▶ _Your objective_:
Find each line with the string "жизнь" and report it.

▶ _Supplied information_:
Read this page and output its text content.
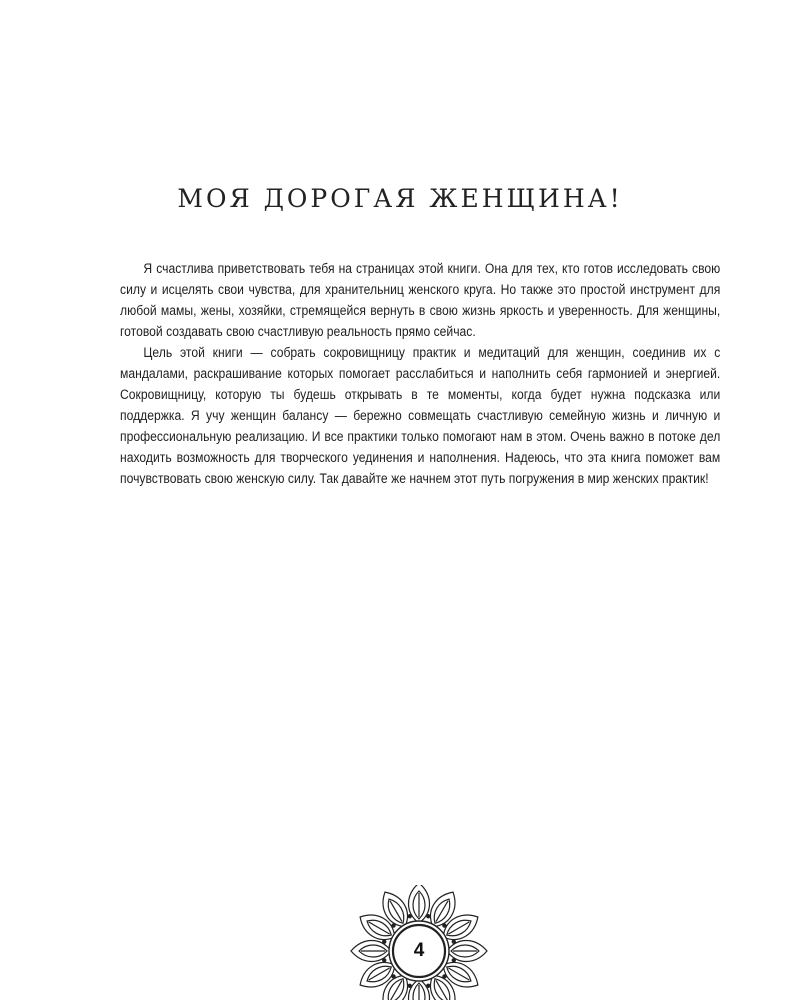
МОЯ ДОРОГАЯ ЖЕНЩИНА!

Я счастлива приветствовать тебя на страницах этой книги. Она для тех, кто готов исследовать свою силу и исцелять свои чувства, для хранительниц женского круга. Но также это простой инструмент для любой мамы, жены, хозяйки, стремящейся вернуть в свою жизнь яркость и уверенность. Для женщины, готовой создавать свою счастливую реальность прямо сейчас.

Цель этой книги — собрать сокровищницу практик и медитаций для женщин, соединив их с мандалами, раскрашивание которых помогает расслабиться и наполнить себя гармонией и энергией. Сокровищницу, которую ты будешь открывать в те моменты, когда будет нужна подсказка или поддержка. Я учу женщин балансу — бережно совмещать счастливую семейную жизнь и личную и профессиональную реализацию. И все практики только помогают нам в этом. Очень важно в потоке дел находить возможность для творческого уединения и наполнения. Надеюсь, что эта книга поможет вам почувствовать свою женскую силу. Так давайте же начнем этот путь погружения в мир женских практик!

4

▶ _Result of the exercise_:
Я счастлива приветствовать тебя на страницах этой книги. Она для тех, кто готов исследовать свою силу и исцелять свои чувства, для хранительниц женского круга. Но также это простой инструмент для любой мамы, жены, хозяйки, стремящейся вернуть в свою жизнь яркость и уверенность. Для женщины, готовой создавать свою счастливую реальность прямо сейчас.
Цель этой книги — собрать сокровищницу практик и медитаций для женщин, соединив их с мандалами, раскрашивание которых помогает расслабиться и наполнить себя гармонией и энергией. Сокровищницу, которую ты будешь открывать в те моменты, когда будет нужна подсказка или поддержка. Я учу женщин балансу — бережно совмещать счастливую семейную жизнь и личную и профессиональную реализацию. И все практики только помогают нам в этом. Очень важно в потоке дел находить возможность для творческого уединения и наполнения. Надеюсь, что эта книга поможет вам почувствовать свою женскую силу. Так давайте же начнем этот путь погружения в мир женских практик!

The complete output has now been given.